* Start *

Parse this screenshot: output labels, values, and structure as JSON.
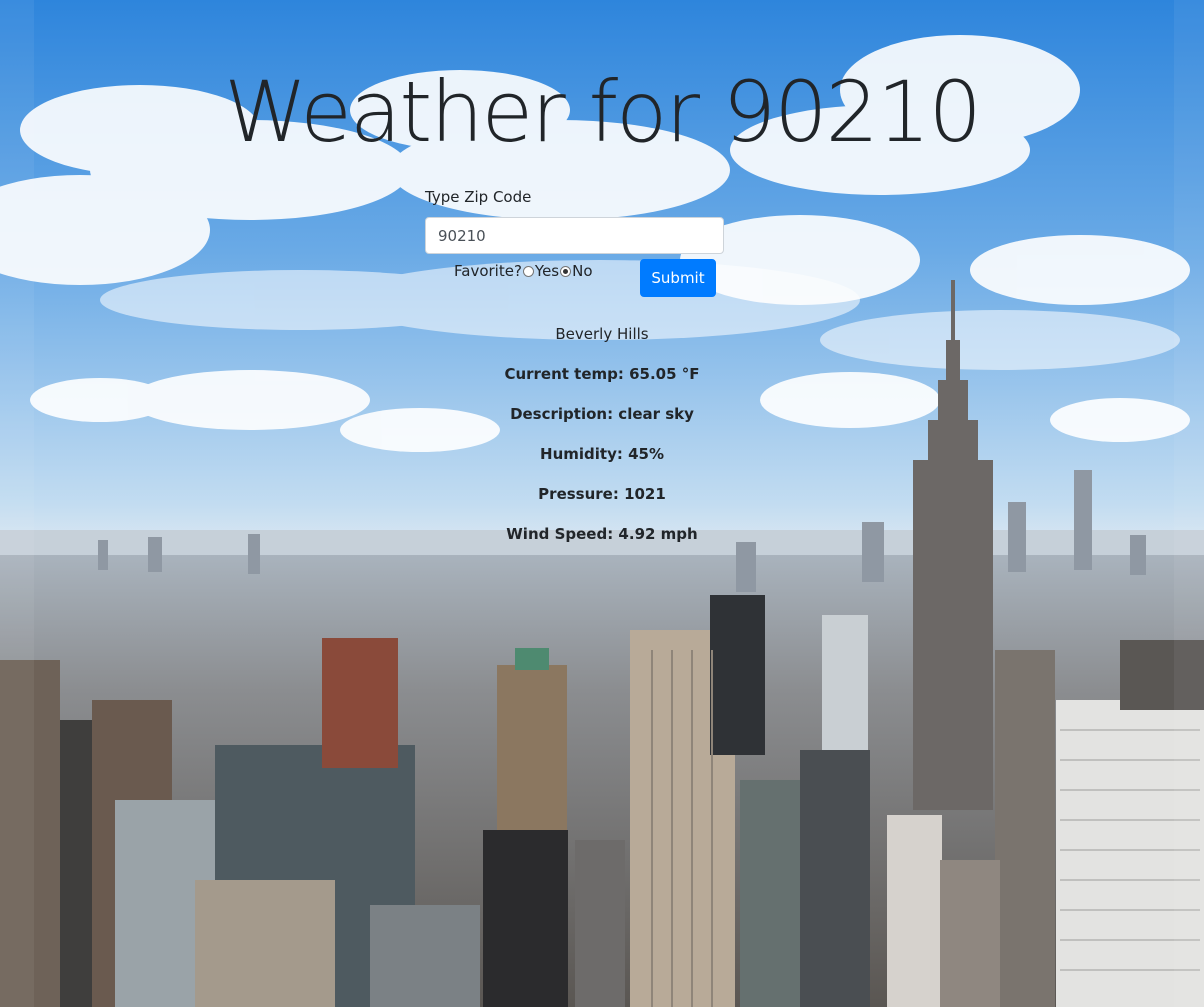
{
  "header": {
    "title": "Weather for 90210"
  },
  "form": {
    "zip_label": "Type Zip Code",
    "zip_value": "90210",
    "favorite_label": "Favorite?",
    "favorite_options": [
      {
        "label": "Yes",
        "checked": false
      },
      {
        "label": "No",
        "checked": true
      }
    ],
    "submit_label": "Submit"
  },
  "results": {
    "city": "Beverly Hills",
    "stats": [
      "Current temp: 65.05 °F",
      "Description: clear sky",
      "Humidity: 45%",
      "Pressure: 1021",
      "Wind Speed: 4.92 mph"
    ]
  },
  "colors": {
    "sky_top": "#2f86dd",
    "sky_mid": "#8cc0ee",
    "haze": "#dfe9f2",
    "button": "#007bff"
  }
}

* End *

• Task statement
Copy the whole listing above word for word but do not carry over the pictures.

• Task solution
Parse this screenshot: output labels, values, and structure as JSON.
{
  "header": {
    "title": "Weather for 90210"
  },
  "form": {
    "zip_label": "Type Zip Code",
    "zip_value": "90210",
    "favorite_label": "Favorite?",
    "favorite_options": [
      {
        "label": "Yes",
        "checked": false
      },
      {
        "label": "No",
        "checked": true
      }
    ],
    "submit_label": "Submit"
  },
  "results": {
    "city": "Beverly Hills",
    "stats": [
      "Current temp: 65.05 °F",
      "Description: clear sky",
      "Humidity: 45%",
      "Pressure: 1021",
      "Wind Speed: 4.92 mph"
    ]
  },
  "colors": {
    "sky_top": "#2f86dd",
    "sky_mid": "#8cc0ee",
    "haze": "#dfe9f2",
    "button": "#007bff"
  }
}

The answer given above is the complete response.